Return all of the lines below exactly as they are.

[Items from a figure collection]
[Start]
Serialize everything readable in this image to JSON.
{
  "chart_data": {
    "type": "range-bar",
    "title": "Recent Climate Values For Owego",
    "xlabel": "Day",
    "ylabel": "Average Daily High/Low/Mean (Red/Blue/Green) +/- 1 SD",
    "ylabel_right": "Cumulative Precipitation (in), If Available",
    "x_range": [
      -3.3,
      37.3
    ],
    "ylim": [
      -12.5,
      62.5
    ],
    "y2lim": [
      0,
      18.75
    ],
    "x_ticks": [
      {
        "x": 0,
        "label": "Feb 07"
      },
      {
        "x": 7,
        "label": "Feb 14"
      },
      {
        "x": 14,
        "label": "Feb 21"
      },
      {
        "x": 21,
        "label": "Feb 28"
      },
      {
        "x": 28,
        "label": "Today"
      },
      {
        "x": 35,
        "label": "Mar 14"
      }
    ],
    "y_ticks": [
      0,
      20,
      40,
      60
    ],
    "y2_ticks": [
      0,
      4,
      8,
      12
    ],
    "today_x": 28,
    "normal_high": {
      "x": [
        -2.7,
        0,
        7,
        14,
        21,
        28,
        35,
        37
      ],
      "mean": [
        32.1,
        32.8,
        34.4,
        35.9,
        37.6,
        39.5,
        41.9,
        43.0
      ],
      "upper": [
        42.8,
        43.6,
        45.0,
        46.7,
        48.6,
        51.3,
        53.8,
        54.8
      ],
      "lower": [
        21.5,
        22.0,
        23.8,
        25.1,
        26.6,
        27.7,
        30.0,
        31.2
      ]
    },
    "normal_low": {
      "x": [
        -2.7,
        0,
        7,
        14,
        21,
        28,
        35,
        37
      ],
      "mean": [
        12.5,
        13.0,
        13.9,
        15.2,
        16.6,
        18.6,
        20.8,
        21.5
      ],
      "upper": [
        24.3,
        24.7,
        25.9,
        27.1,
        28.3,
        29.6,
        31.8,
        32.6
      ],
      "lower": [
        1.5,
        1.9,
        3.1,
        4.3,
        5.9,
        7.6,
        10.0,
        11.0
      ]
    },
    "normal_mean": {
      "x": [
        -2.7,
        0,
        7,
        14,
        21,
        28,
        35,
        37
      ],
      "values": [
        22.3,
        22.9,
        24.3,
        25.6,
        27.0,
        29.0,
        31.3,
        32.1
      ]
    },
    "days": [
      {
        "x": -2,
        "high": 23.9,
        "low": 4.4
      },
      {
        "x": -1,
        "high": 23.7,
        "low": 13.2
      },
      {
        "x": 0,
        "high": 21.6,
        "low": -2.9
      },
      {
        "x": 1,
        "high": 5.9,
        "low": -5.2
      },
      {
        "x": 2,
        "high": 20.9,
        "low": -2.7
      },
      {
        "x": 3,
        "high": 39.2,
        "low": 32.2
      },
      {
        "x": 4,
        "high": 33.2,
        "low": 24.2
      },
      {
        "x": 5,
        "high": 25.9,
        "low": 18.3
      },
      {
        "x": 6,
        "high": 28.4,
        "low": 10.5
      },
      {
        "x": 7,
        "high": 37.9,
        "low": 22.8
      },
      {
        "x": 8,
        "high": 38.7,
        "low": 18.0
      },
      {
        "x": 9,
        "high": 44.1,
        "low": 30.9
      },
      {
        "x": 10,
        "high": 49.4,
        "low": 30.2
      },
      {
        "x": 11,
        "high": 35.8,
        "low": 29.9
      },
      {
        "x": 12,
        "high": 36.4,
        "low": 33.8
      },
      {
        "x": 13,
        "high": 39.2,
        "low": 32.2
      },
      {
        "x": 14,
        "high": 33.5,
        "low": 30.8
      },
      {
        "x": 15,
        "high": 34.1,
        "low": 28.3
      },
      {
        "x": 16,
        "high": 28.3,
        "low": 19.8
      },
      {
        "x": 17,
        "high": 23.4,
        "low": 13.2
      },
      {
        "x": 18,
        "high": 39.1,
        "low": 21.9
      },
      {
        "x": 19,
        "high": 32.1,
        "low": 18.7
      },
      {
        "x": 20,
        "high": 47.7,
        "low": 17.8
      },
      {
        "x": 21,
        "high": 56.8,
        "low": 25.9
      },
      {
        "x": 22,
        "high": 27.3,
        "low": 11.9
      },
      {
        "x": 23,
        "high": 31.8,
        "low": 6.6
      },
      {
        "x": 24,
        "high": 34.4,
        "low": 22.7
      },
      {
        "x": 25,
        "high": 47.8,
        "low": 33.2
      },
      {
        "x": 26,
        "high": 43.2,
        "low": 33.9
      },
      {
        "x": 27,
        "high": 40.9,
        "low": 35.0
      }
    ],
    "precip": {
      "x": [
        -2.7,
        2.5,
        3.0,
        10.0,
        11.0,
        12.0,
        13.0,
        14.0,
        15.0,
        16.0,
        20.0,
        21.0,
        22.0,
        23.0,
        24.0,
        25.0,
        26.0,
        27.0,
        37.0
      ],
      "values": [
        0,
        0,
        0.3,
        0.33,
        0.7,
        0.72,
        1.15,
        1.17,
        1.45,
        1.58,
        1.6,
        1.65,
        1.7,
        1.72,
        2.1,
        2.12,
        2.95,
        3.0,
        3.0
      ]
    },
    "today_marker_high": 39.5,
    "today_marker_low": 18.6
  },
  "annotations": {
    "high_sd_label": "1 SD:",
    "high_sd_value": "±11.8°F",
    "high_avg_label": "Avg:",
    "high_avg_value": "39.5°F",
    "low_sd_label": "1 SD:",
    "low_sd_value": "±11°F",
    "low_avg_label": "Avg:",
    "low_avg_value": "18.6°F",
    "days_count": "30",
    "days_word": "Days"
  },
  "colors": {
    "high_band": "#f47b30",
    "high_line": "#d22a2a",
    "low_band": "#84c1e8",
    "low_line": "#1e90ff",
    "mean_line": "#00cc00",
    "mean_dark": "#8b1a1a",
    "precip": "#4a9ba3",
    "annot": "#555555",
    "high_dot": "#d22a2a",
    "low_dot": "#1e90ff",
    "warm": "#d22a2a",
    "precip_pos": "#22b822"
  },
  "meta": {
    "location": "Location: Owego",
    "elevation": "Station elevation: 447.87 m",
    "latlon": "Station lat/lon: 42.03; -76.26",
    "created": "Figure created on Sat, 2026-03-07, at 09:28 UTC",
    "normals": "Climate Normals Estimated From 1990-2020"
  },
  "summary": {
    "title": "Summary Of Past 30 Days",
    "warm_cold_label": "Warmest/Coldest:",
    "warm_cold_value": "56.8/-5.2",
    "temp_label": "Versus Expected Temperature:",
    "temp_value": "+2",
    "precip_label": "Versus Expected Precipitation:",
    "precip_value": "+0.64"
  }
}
[End]
TASK RESPONSE
Serialize everything readable in this image to JSON.
{
  "chart_data": {
    "type": "range-bar",
    "title": "Recent Climate Values For Owego",
    "xlabel": "Day",
    "ylabel": "Average Daily High/Low/Mean (Red/Blue/Green) +/- 1 SD",
    "ylabel_right": "Cumulative Precipitation (in), If Available",
    "x_range": [
      -3.3,
      37.3
    ],
    "ylim": [
      -12.5,
      62.5
    ],
    "y2lim": [
      0,
      18.75
    ],
    "x_ticks": [
      {
        "x": 0,
        "label": "Feb 07"
      },
      {
        "x": 7,
        "label": "Feb 14"
      },
      {
        "x": 14,
        "label": "Feb 21"
      },
      {
        "x": 21,
        "label": "Feb 28"
      },
      {
        "x": 28,
        "label": "Today"
      },
      {
        "x": 35,
        "label": "Mar 14"
      }
    ],
    "y_ticks": [
      0,
      20,
      40,
      60
    ],
    "y2_ticks": [
      0,
      4,
      8,
      12
    ],
    "today_x": 28,
    "normal_high": {
      "x": [
        -2.7,
        0,
        7,
        14,
        21,
        28,
        35,
        37
      ],
      "mean": [
        32.1,
        32.8,
        34.4,
        35.9,
        37.6,
        39.5,
        41.9,
        43.0
      ],
      "upper": [
        42.8,
        43.6,
        45.0,
        46.7,
        48.6,
        51.3,
        53.8,
        54.8
      ],
      "lower": [
        21.5,
        22.0,
        23.8,
        25.1,
        26.6,
        27.7,
        30.0,
        31.2
      ]
    },
    "normal_low": {
      "x": [
        -2.7,
        0,
        7,
        14,
        21,
        28,
        35,
        37
      ],
      "mean": [
        12.5,
        13.0,
        13.9,
        15.2,
        16.6,
        18.6,
        20.8,
        21.5
      ],
      "upper": [
        24.3,
        24.7,
        25.9,
        27.1,
        28.3,
        29.6,
        31.8,
        32.6
      ],
      "lower": [
        1.5,
        1.9,
        3.1,
        4.3,
        5.9,
        7.6,
        10.0,
        11.0
      ]
    },
    "normal_mean": {
      "x": [
        -2.7,
        0,
        7,
        14,
        21,
        28,
        35,
        37
      ],
      "values": [
        22.3,
        22.9,
        24.3,
        25.6,
        27.0,
        29.0,
        31.3,
        32.1
      ]
    },
    "days": [
      {
        "x": -2,
        "high": 23.9,
        "low": 4.4
      },
      {
        "x": -1,
        "high": 23.7,
        "low": 13.2
      },
      {
        "x": 0,
        "high": 21.6,
        "low": -2.9
      },
      {
        "x": 1,
        "high": 5.9,
        "low": -5.2
      },
      {
        "x": 2,
        "high": 20.9,
        "low": -2.7
      },
      {
        "x": 3,
        "high": 39.2,
        "low": 32.2
      },
      {
        "x": 4,
        "high": 33.2,
        "low": 24.2
      },
      {
        "x": 5,
        "high": 25.9,
        "low": 18.3
      },
      {
        "x": 6,
        "high": 28.4,
        "low": 10.5
      },
      {
        "x": 7,
        "high": 37.9,
        "low": 22.8
      },
      {
        "x": 8,
        "high": 38.7,
        "low": 18.0
      },
      {
        "x": 9,
        "high": 44.1,
        "low": 30.9
      },
      {
        "x": 10,
        "high": 49.4,
        "low": 30.2
      },
      {
        "x": 11,
        "high": 35.8,
        "low": 29.9
      },
      {
        "x": 12,
        "high": 36.4,
        "low": 33.8
      },
      {
        "x": 13,
        "high": 39.2,
        "low": 32.2
      },
      {
        "x": 14,
        "high": 33.5,
        "low": 30.8
      },
      {
        "x": 15,
        "high": 34.1,
        "low": 28.3
      },
      {
        "x": 16,
        "high": 28.3,
        "low": 19.8
      },
      {
        "x": 17,
        "high": 23.4,
        "low": 13.2
      },
      {
        "x": 18,
        "high": 39.1,
        "low": 21.9
      },
      {
        "x": 19,
        "high": 32.1,
        "low": 18.7
      },
      {
        "x": 20,
        "high": 47.7,
        "low": 17.8
      },
      {
        "x": 21,
        "high": 56.8,
        "low": 25.9
      },
      {
        "x": 22,
        "high": 27.3,
        "low": 11.9
      },
      {
        "x": 23,
        "high": 31.8,
        "low": 6.6
      },
      {
        "x": 24,
        "high": 34.4,
        "low": 22.7
      },
      {
        "x": 25,
        "high": 47.8,
        "low": 33.2
      },
      {
        "x": 26,
        "high": 43.2,
        "low": 33.9
      },
      {
        "x": 27,
        "high": 40.9,
        "low": 35.0
      }
    ],
    "precip": {
      "x": [
        -2.7,
        2.5,
        3.0,
        10.0,
        11.0,
        12.0,
        13.0,
        14.0,
        15.0,
        16.0,
        20.0,
        21.0,
        22.0,
        23.0,
        24.0,
        25.0,
        26.0,
        27.0,
        37.0
      ],
      "values": [
        0,
        0,
        0.3,
        0.33,
        0.7,
        0.72,
        1.15,
        1.17,
        1.45,
        1.58,
        1.6,
        1.65,
        1.7,
        1.72,
        2.1,
        2.12,
        2.95,
        3.0,
        3.0
      ]
    },
    "today_marker_high": 39.5,
    "today_marker_low": 18.6
  },
  "annotations": {
    "high_sd_label": "1 SD:",
    "high_sd_value": "±11.8°F",
    "high_avg_label": "Avg:",
    "high_avg_value": "39.5°F",
    "low_sd_label": "1 SD:",
    "low_sd_value": "±11°F",
    "low_avg_label": "Avg:",
    "low_avg_value": "18.6°F",
    "days_count": "30",
    "days_word": "Days"
  },
  "colors": {
    "high_band": "#f47b30",
    "high_line": "#d22a2a",
    "low_band": "#84c1e8",
    "low_line": "#1e90ff",
    "mean_line": "#00cc00",
    "mean_dark": "#8b1a1a",
    "precip": "#4a9ba3",
    "annot": "#555555",
    "high_dot": "#d22a2a",
    "low_dot": "#1e90ff",
    "warm": "#d22a2a",
    "precip_pos": "#22b822"
  },
  "meta": {
    "location": "Location: Owego",
    "elevation": "Station elevation: 447.87 m",
    "latlon": "Station lat/lon: 42.03; -76.26",
    "created": "Figure created on Sat, 2026-03-07, at 09:28 UTC",
    "normals": "Climate Normals Estimated From 1990-2020"
  },
  "summary": {
    "title": "Summary Of Past 30 Days",
    "warm_cold_label": "Warmest/Coldest:",
    "warm_cold_value": "56.8/-5.2",
    "temp_label": "Versus Expected Temperature:",
    "temp_value": "+2",
    "precip_label": "Versus Expected Precipitation:",
    "precip_value": "+0.64"
  }
}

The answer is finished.